§ Task brief: The entries below are to be written out again without alteration.

§ Excerpted records:
## BEGIN

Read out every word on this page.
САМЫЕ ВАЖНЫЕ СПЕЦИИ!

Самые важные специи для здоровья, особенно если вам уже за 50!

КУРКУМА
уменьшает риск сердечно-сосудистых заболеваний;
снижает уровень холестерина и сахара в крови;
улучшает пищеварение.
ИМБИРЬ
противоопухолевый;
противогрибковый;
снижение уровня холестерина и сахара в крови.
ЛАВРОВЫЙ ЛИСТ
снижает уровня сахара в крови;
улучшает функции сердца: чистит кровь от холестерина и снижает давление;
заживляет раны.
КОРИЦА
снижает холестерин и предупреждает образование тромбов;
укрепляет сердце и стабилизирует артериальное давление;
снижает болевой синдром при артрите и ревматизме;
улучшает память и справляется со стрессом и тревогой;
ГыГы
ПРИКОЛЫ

## END

§ Response below:
Read out every word on this page.
САМЫЕ ВАЖНЫЕ СПЕЦИИ!

Самые важные специи для здоровья, особенно если вам уже за 50!

КУРКУМА
уменьшает риск сердечно-сосудистых заболеваний;
снижает уровень холестерина и сахара в крови;
улучшает пищеварение.
ИМБИРЬ
противоопухолевый;
противогрибковый;
снижение уровня холестерина и сахара в крови.
ЛАВРОВЫЙ ЛИСТ
снижает уровня сахара в крови;
улучшает функции сердца: чистит кровь от холестерина и снижает давление;
заживляет раны.
КОРИЦА
снижает холестерин и предупреждает образование тромбов;
укрепляет сердце и стабилизирует артериальное давление;
снижает болевой синдром при артрите и ревматизме;
улучшает память и справляется со стрессом и тревогой;
ГыГы
ПРИКОЛЫ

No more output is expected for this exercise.